▶ **Aim of the task**
Pull every line that holds the word "mail" from the entries.

[Stored items]
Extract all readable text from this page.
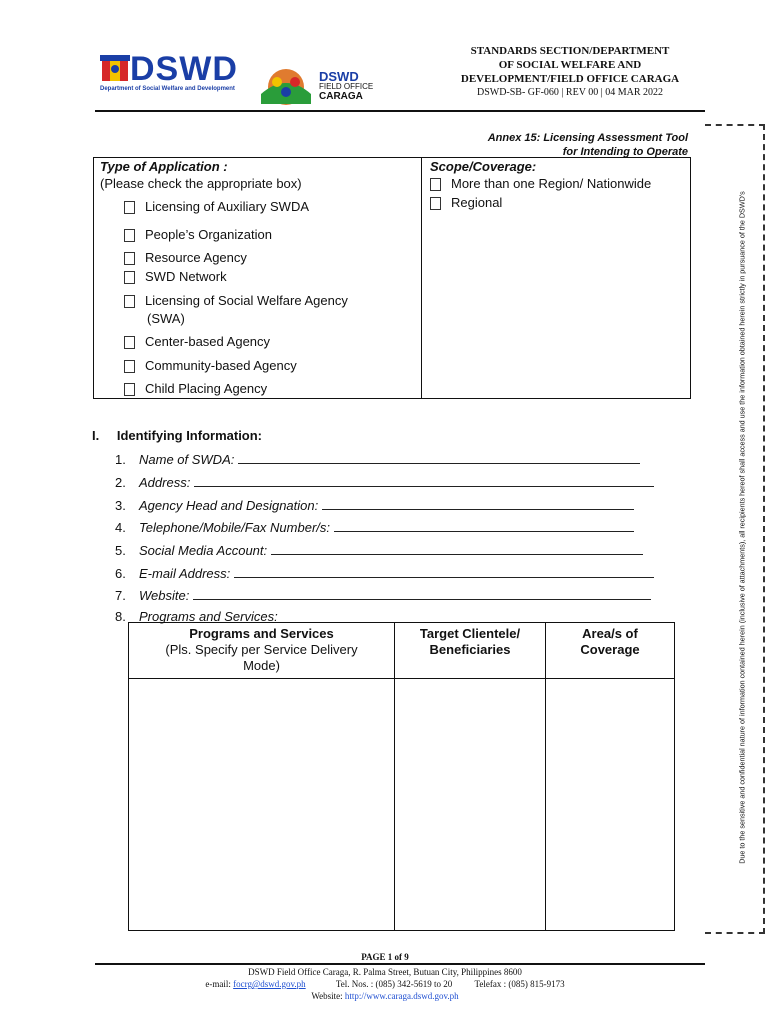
DSWD
Department of Social Welfare and Development
DSWD
FIELD OFFICE
CARAGA
STANDARDS SECTION/DEPARTMENT
OF SOCIAL WELFARE AND
DEVELOPMENT/FIELD OFFICE CARAGA
DSWD-SB- GF-060 | REV 00 | 04 MAR 2022
Annex 15: Licensing Assessment Tool
for Intending to Operate
Type of Application :
(Please check the appropriate box)
Licensing of Auxiliary SWDA
People’s Organization
Resource Agency
SWD Network
Licensing of Social Welfare Agency
(SWA)
Center-based Agency
Community-based Agency
Child Placing Agency
Scope/Coverage:
More than one Region/ Nationwide
Regional
I. Identifying Information:
1. Name of SWDA:
2. Address:
3. Agency Head and Designation:
4. Telephone/Mobile/Fax Number/s:
5. Social Media Account:
6. E-mail Address:
7. Website:
8. Programs and Services:
Programs and Services
(Pls. Specify per Service Delivery
Mode)
Target Clientele/
Beneficiaries
Area/s of
Coverage	Due to the sensitive and confidential nature of information contained herein (inclusive of attachments), all recipients hereof shall access and use the information obtained herein strictly in pursuance of the DSWD's
PAGE 1 of 9
DSWD Field Office Caraga, R. Palma Street, Butuan City, Philippines 8600
e-mail: focrg@dswd.gov.ph	Tel. Nos. : (085) 342-5619 to 20 Telefax : (085) 815-9173
Website: http://www.caraga.dswd.gov.ph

▶ **Reply to the task**
6. E-mail Address:
e-mail: focrg@dswd.gov.ph	Tel. Nos. : (085) 342-5619 to 20 Telefax : (085) 815-9173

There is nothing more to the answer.